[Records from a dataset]
>> begin
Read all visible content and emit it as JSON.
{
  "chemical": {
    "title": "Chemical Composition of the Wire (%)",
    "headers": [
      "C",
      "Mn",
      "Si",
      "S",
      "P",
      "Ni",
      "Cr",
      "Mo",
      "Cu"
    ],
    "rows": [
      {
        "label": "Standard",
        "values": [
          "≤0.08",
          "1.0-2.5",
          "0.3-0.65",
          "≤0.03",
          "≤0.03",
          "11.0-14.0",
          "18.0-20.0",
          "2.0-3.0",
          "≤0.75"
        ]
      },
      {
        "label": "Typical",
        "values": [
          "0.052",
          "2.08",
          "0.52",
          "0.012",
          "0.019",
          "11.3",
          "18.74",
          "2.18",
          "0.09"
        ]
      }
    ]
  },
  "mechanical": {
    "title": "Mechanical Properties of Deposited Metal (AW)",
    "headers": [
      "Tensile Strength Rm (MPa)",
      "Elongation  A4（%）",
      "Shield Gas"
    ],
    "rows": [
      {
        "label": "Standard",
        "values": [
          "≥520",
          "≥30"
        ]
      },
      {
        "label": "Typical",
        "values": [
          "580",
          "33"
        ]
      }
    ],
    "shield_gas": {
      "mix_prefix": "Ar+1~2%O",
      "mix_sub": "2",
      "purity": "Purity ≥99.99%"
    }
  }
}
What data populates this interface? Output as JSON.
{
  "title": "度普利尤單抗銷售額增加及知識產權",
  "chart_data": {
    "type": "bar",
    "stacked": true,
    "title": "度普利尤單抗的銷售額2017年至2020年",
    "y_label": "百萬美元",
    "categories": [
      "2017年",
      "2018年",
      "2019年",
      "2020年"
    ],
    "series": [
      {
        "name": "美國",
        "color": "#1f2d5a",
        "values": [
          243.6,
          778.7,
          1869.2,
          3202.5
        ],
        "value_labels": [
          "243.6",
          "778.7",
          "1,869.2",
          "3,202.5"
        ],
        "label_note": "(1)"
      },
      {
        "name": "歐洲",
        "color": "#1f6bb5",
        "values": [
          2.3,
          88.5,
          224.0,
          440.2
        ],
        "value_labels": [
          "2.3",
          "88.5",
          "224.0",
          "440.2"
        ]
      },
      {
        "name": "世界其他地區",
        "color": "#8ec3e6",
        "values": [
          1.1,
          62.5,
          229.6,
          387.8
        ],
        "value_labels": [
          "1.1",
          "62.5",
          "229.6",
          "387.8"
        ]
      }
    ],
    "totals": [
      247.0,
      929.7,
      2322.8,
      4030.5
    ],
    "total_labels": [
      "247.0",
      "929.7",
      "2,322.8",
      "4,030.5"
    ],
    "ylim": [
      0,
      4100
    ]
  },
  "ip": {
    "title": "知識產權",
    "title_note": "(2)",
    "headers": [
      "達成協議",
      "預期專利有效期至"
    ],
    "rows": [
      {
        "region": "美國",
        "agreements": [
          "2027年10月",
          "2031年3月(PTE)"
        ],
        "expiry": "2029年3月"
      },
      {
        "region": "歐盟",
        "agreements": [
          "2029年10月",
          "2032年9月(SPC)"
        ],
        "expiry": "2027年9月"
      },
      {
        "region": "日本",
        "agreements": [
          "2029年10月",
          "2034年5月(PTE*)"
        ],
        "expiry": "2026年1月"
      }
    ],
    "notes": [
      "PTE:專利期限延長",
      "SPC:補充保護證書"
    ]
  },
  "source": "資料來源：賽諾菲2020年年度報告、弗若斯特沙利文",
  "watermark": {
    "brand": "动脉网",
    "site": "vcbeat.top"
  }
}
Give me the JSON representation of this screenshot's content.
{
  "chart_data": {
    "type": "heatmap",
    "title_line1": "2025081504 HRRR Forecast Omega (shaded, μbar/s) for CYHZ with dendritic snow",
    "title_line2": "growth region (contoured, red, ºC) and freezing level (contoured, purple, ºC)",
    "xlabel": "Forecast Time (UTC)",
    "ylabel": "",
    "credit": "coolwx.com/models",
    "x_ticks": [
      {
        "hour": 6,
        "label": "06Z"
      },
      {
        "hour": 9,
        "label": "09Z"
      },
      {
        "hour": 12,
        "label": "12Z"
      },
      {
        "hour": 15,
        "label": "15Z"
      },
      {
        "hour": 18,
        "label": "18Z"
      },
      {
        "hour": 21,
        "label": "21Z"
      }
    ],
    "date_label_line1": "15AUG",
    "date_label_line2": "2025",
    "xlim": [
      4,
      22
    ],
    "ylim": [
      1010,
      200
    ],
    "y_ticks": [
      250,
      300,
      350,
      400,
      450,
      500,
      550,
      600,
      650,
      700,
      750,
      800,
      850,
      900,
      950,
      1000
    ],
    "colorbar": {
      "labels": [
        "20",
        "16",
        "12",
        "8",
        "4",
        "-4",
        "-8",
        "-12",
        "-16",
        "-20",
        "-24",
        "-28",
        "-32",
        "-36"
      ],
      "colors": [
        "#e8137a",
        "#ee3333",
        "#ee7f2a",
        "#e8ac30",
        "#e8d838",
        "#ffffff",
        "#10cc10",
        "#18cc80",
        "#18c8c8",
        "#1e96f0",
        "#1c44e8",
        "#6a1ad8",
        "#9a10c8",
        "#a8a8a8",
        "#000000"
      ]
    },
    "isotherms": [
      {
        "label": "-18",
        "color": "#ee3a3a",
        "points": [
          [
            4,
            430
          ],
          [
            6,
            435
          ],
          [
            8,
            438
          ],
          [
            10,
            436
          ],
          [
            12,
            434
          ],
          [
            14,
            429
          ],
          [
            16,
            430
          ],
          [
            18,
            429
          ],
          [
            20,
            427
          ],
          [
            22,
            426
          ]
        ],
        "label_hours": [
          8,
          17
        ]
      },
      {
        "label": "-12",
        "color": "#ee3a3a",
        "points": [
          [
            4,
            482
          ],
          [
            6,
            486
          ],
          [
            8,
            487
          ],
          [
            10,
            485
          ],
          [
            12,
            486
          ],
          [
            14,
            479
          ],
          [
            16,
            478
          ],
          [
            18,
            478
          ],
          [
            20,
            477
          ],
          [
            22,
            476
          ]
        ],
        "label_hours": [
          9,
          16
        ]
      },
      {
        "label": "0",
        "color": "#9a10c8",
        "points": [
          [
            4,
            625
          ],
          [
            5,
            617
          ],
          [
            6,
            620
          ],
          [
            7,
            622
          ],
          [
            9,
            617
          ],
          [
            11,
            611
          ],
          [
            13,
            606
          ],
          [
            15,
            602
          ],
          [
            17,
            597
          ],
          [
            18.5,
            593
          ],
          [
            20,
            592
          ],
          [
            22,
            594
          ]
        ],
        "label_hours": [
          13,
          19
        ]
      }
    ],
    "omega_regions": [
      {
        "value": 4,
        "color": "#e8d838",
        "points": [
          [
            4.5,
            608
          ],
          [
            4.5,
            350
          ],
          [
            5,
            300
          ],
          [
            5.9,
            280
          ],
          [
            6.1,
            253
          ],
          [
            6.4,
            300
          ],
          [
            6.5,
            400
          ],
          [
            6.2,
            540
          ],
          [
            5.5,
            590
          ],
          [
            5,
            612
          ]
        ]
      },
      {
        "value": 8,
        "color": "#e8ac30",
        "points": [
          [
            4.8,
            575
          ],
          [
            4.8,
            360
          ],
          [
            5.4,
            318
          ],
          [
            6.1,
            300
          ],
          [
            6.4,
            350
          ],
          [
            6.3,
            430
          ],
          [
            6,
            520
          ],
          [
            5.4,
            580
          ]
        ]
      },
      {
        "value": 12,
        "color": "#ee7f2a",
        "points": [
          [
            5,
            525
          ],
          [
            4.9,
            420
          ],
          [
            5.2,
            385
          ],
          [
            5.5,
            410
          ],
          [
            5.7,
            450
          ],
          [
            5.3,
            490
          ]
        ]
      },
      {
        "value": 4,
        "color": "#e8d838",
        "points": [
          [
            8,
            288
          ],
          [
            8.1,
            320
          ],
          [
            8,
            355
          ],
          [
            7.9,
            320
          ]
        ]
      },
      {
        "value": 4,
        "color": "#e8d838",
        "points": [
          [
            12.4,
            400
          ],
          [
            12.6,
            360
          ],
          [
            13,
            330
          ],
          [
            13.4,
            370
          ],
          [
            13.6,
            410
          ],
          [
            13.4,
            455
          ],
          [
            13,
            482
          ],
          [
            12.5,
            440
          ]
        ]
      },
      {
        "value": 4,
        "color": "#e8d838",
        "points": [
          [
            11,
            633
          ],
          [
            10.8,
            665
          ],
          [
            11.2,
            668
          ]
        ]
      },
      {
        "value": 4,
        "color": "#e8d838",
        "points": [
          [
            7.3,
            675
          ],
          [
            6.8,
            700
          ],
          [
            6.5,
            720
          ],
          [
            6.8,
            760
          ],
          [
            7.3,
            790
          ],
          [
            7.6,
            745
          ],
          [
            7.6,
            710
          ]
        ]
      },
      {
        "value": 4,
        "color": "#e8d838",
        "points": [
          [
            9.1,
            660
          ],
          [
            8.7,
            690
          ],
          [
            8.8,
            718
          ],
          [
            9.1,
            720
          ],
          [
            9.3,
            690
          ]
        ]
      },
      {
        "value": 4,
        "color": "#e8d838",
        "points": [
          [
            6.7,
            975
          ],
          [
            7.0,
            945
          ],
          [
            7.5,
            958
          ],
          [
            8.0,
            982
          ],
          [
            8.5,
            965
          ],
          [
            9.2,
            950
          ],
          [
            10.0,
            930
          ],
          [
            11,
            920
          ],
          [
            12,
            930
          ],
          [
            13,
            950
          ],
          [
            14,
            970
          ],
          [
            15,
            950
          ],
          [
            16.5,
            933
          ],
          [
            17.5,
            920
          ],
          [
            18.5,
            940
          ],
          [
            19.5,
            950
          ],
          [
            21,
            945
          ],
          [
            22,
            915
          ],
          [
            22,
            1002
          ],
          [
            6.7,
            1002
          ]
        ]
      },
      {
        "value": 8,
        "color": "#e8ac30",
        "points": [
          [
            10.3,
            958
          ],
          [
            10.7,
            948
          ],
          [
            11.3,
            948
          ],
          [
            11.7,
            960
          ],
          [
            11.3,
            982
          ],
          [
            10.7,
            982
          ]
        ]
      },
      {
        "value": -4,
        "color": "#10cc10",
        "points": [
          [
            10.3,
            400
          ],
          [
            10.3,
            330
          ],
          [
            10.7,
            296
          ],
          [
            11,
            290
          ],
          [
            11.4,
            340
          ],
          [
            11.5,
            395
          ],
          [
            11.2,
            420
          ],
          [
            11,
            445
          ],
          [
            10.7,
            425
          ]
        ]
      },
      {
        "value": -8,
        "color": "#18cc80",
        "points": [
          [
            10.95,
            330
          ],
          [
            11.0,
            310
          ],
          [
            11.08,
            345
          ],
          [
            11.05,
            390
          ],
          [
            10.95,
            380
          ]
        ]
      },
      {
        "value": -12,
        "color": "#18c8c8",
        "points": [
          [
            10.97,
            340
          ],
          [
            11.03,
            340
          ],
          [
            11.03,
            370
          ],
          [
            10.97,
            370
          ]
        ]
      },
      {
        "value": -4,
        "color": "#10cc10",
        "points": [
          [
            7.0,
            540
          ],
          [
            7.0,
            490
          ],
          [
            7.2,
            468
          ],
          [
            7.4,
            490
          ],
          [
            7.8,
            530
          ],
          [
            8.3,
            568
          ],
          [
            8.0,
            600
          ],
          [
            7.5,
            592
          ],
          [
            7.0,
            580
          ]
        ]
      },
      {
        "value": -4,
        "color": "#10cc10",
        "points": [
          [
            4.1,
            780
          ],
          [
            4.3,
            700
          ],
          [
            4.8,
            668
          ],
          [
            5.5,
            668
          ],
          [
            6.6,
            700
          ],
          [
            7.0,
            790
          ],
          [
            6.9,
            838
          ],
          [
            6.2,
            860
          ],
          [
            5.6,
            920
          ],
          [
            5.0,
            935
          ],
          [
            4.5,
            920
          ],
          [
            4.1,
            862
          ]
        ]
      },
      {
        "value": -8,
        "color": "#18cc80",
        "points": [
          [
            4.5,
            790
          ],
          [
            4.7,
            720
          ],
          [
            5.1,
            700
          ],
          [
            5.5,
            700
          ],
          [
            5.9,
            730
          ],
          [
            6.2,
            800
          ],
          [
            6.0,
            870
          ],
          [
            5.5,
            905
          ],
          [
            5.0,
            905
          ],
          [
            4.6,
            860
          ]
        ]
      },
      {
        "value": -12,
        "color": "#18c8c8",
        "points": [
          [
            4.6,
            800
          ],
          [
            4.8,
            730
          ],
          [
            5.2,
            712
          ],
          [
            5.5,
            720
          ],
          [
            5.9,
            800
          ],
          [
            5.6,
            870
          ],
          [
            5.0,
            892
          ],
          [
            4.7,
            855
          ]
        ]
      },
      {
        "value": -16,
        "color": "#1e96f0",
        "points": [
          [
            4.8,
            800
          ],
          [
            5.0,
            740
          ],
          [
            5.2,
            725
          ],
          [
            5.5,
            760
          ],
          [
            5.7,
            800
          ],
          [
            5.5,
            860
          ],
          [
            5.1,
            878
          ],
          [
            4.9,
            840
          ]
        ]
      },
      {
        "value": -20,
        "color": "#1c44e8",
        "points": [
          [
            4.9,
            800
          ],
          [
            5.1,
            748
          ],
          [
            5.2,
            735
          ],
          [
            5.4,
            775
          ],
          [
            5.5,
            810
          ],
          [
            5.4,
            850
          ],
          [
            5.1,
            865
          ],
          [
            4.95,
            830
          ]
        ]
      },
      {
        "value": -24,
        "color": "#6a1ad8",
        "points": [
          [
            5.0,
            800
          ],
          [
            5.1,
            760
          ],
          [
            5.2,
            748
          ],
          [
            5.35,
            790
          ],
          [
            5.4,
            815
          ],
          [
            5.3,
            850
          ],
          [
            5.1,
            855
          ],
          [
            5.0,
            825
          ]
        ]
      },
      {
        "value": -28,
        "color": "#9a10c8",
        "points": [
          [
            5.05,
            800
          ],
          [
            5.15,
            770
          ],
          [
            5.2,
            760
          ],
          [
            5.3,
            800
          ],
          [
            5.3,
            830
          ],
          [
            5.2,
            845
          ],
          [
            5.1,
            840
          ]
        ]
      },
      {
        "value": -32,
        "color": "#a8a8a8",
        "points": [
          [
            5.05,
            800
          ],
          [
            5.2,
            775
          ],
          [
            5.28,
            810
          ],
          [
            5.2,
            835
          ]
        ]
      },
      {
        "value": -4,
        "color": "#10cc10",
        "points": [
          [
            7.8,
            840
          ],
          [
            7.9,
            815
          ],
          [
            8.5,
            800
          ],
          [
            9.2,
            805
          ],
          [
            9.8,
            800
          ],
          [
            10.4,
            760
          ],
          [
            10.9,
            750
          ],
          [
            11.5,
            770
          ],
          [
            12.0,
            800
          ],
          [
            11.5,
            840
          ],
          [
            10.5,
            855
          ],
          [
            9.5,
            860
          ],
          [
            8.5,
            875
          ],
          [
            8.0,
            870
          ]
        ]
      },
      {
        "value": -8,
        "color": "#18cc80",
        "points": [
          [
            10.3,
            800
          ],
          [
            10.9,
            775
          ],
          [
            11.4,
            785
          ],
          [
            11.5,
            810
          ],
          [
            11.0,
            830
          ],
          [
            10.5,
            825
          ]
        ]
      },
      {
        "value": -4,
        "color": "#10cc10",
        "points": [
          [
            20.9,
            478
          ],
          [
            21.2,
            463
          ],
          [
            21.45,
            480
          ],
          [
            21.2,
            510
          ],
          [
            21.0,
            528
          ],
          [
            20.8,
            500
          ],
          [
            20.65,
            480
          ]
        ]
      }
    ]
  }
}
>> end
=== WHAT IS NEEDED ===
Across the data, tally the lines containing "expiry" and give back the number alone.

=== FINAL RESULT ===
3